Rows
<<<<

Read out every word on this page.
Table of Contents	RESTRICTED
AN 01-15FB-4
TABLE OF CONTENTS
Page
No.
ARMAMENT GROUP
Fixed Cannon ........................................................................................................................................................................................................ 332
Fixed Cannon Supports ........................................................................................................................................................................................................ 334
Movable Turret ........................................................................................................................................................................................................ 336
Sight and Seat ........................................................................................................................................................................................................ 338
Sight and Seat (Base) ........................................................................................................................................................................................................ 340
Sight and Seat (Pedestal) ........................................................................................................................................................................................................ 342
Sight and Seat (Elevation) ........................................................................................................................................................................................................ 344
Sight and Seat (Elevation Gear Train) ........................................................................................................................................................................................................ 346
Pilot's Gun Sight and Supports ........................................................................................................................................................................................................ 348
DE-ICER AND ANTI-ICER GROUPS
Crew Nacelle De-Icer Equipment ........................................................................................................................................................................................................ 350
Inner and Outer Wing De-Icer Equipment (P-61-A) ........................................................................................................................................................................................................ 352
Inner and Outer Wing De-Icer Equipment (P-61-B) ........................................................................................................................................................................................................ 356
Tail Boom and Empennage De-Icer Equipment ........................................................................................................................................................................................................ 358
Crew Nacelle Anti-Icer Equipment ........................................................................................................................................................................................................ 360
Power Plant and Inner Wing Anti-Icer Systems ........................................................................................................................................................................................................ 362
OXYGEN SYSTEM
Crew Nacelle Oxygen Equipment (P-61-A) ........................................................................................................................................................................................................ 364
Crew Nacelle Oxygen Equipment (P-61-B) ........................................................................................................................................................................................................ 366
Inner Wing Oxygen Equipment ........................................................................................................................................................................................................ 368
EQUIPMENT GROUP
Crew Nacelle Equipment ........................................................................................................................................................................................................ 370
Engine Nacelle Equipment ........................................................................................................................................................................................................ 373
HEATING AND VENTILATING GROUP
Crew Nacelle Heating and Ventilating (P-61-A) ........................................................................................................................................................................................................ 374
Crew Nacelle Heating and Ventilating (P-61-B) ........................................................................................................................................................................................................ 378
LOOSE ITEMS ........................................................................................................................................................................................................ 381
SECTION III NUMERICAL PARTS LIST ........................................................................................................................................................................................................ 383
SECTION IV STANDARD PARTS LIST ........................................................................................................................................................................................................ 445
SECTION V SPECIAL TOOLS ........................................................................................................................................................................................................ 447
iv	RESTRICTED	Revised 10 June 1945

>>>>

Required work
Exactly reproduce every line of the data above.

Written response
Read out every word on this page.
Table of Contents	RESTRICTED
AN 01-15FB-4
TABLE OF CONTENTS
Page
No.
ARMAMENT GROUP
Fixed Cannon ........................................................................................................................................................................................................ 332
Fixed Cannon Supports ........................................................................................................................................................................................................ 334
Movable Turret ........................................................................................................................................................................................................ 336
Sight and Seat ........................................................................................................................................................................................................ 338
Sight and Seat (Base) ........................................................................................................................................................................................................ 340
Sight and Seat (Pedestal) ........................................................................................................................................................................................................ 342
Sight and Seat (Elevation) ........................................................................................................................................................................................................ 344
Sight and Seat (Elevation Gear Train) ........................................................................................................................................................................................................ 346
Pilot's Gun Sight and Supports ........................................................................................................................................................................................................ 348
DE-ICER AND ANTI-ICER GROUPS
Crew Nacelle De-Icer Equipment ........................................................................................................................................................................................................ 350
Inner and Outer Wing De-Icer Equipment (P-61-A) ........................................................................................................................................................................................................ 352
Inner and Outer Wing De-Icer Equipment (P-61-B) ........................................................................................................................................................................................................ 356
Tail Boom and Empennage De-Icer Equipment ........................................................................................................................................................................................................ 358
Crew Nacelle Anti-Icer Equipment ........................................................................................................................................................................................................ 360
Power Plant and Inner Wing Anti-Icer Systems ........................................................................................................................................................................................................ 362
OXYGEN SYSTEM
Crew Nacelle Oxygen Equipment (P-61-A) ........................................................................................................................................................................................................ 364
Crew Nacelle Oxygen Equipment (P-61-B) ........................................................................................................................................................................................................ 366
Inner Wing Oxygen Equipment ........................................................................................................................................................................................................ 368
EQUIPMENT GROUP
Crew Nacelle Equipment ........................................................................................................................................................................................................ 370
Engine Nacelle Equipment ........................................................................................................................................................................................................ 373
HEATING AND VENTILATING GROUP
Crew Nacelle Heating and Ventilating (P-61-A) ........................................................................................................................................................................................................ 374
Crew Nacelle Heating and Ventilating (P-61-B) ........................................................................................................................................................................................................ 378
LOOSE ITEMS ........................................................................................................................................................................................................ 381
SECTION III NUMERICAL PARTS LIST ........................................................................................................................................................................................................ 383
SECTION IV STANDARD PARTS LIST ........................................................................................................................................................................................................ 445
SECTION V SPECIAL TOOLS ........................................................................................................................................................................................................ 447
iv	RESTRICTED	Revised 10 June 1945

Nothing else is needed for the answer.